:: CONSIGNE ::
Reproduisez à l'identique et dans son intégralité le passage ci-dessous consacré au roman sur le fanatisme religieux à Marseille.

Une intrigue à la Dumas, placée dans un contexte particulièrement sensible, celui du fanatisme religieux. Les événements décrits, même s'il s'agit d'un fiction, sont réels ainsi que certains des personnages. Les exemples ne manquent pas et le lecteur impartial peut juxtaposer des épisodes relatés à des actes commis de nos jours ou des déclarations émises par des maires, des hommes et femmes politiques en général, des acharnés du renvoi chez eux de migrants miséreux, des intolérants qui se réclament de la Chrétienté pour taper sur les autres religions, entretenant de ce fait la méfiance en stigmatisant, ne se rendant même pas compte qu'ils enveniment les relations et forgent la haine. Quelques extraits de ce roman seront plus parlant que toutes explications, peut-être énoncées avec maladresse, ou une dissertation oiseuse et longuette. Ainsi le père de Thibault victime entre autre des intolérants fanatiques : Monsieur de Cervières n'était d'aucun parti. C'était un homme tolérant. Ceux-là, les enragés les appellent des bigarrats (mélangés) parce qu'ils refusent de dresser une faction ou une religion l'une contre l'autre et n'ont d'autres soucis que de s'occuper de leurs affaires. Pourtant, c'est bien en raison du climat d'intolérance qui régnait sur Marseille que monsieur votre père est mort. Quelqu'un l'aura désigné à la vindicte des ligueurs.
Thibault déclare, parlant du Premier consul de Marseille et de son bras droit le viguier : C'est aux pauvres gens réduits à l'état de misère que je veux me consacrer. Mon épée, mon savoir, nulle question que je les misse au service de ceux qui s'affrontent autour de la dépouille du grand port de mon enfance, dont ils ont ruiné la prospérité, où ils règnent par la terreur, érigent l'intolérance en règle morale et agissent à la façon des brigands guettant le voyageur au coin du bois pour le voler.

:: DONNÉES ENREGISTRÉES ::
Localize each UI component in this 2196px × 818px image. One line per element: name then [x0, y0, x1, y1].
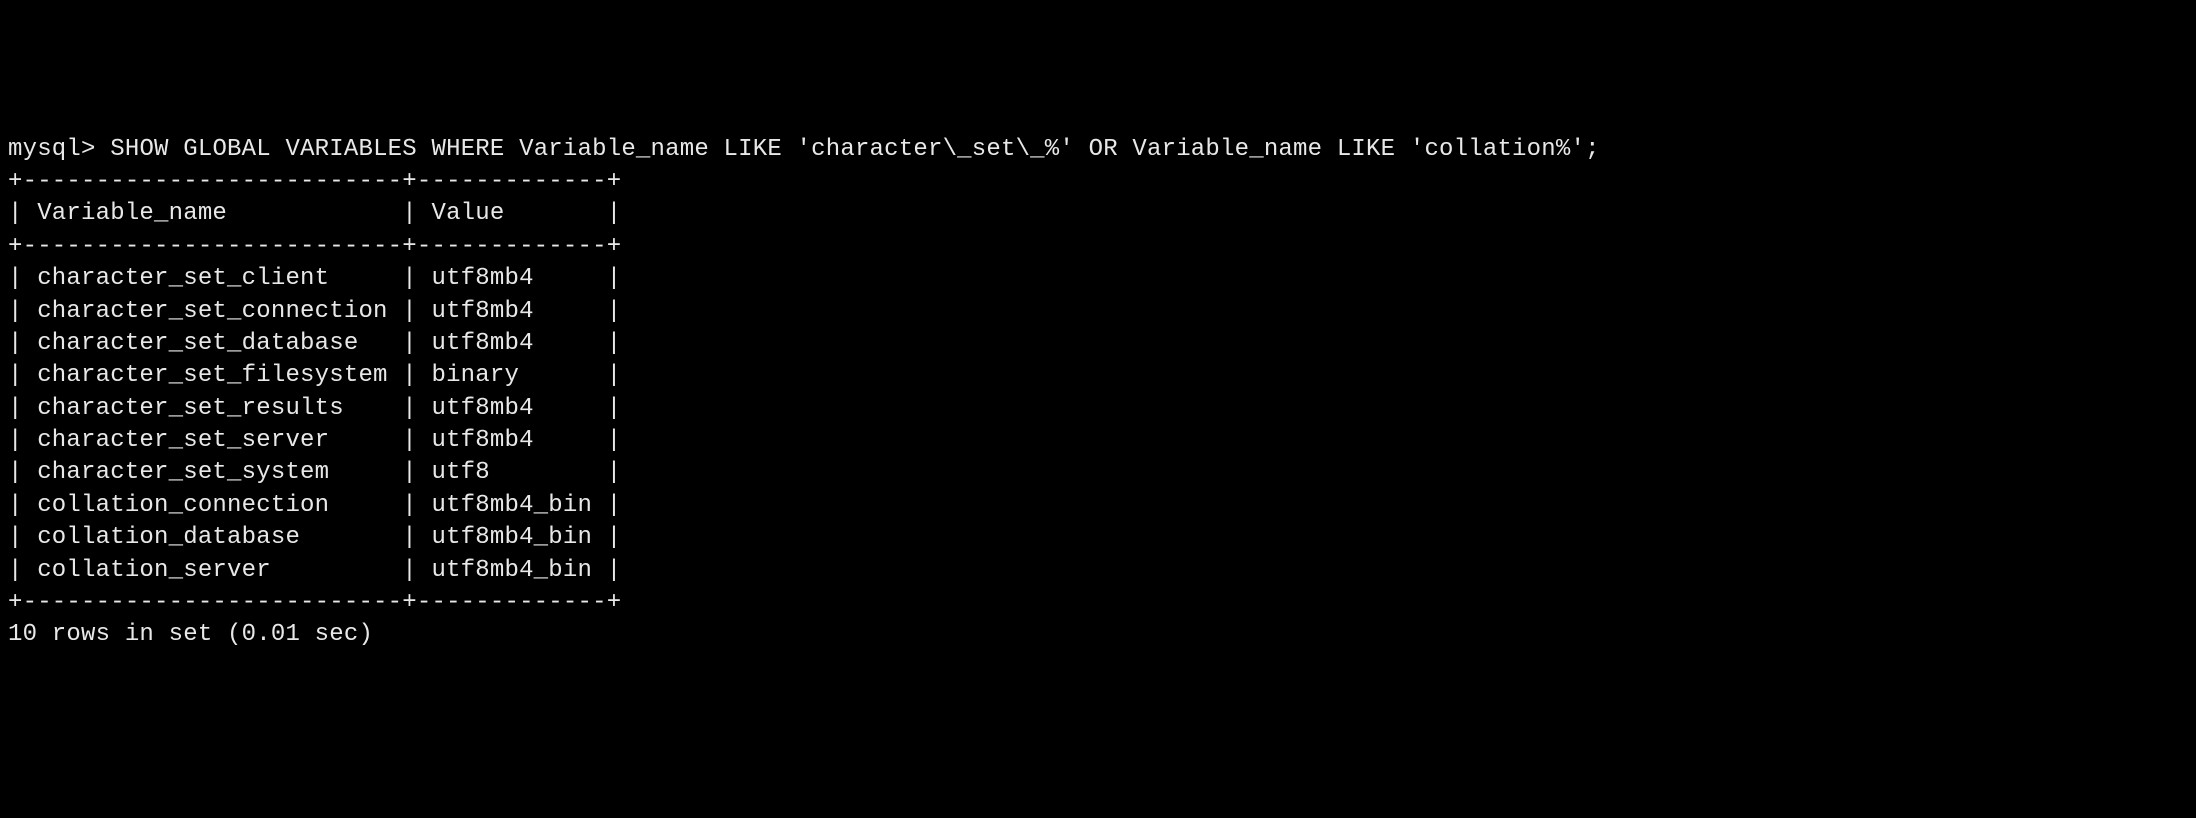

:: RÉPONSE ATTENDUE ::
Une intrigue à la Dumas, placée dans un contexte particulièrement sensible, celui du fanatisme religieux. Les événements décrits, même s'il s'agit d'un fiction, sont réels ainsi que certains des personnages. Les exemples ne manquent pas et le lecteur impartial peut juxtaposer des épisodes relatés à des actes commis de nos jours ou des déclarations émises par des maires, des hommes et femmes politiques en général, des acharnés du renvoi chez eux de migrants miséreux, des intolérants qui se réclament de la Chrétienté pour taper sur les autres religions, entretenant de ce fait la méfiance en stigmatisant, ne se rendant même pas compte qu'ils enveniment les relations et forgent la haine. Quelques extraits de ce roman seront plus parlant que toutes explications, peut-être énoncées avec maladresse, ou une dissertation oiseuse et longuette. Ainsi le père de Thibault victime entre autre des intolérants fanatiques : Monsieur de Cervières n'était d'aucun parti. C'était un homme tolérant. Ceux-là, les enragés les appellent des bigarrats (mélangés) parce qu'ils refusent de dresser une faction ou une religion l'une contre l'autre et n'ont d'autres soucis que de s'occuper de leurs affaires. Pourtant, c'est bien en raison du climat d'intolérance qui régnait sur Marseille que monsieur votre père est mort. Quelqu'un l'aura désigné à la vindicte des ligueurs.
Thibault déclare, parlant du Premier consul de Marseille et de son bras droit le viguier : C'est aux pauvres gens réduits à l'état de misère que je veux me consacrer. Mon épée, mon savoir, nulle question que je les misse au service de ceux qui s'affrontent autour de la dépouille du grand port de mon enfance, dont ils ont ruiné la prospérité, où ils règnent par la terreur, érigent l'intolérance en règle morale et agissent à la façon des brigands guettant le voyageur au coin du bois pour le voler.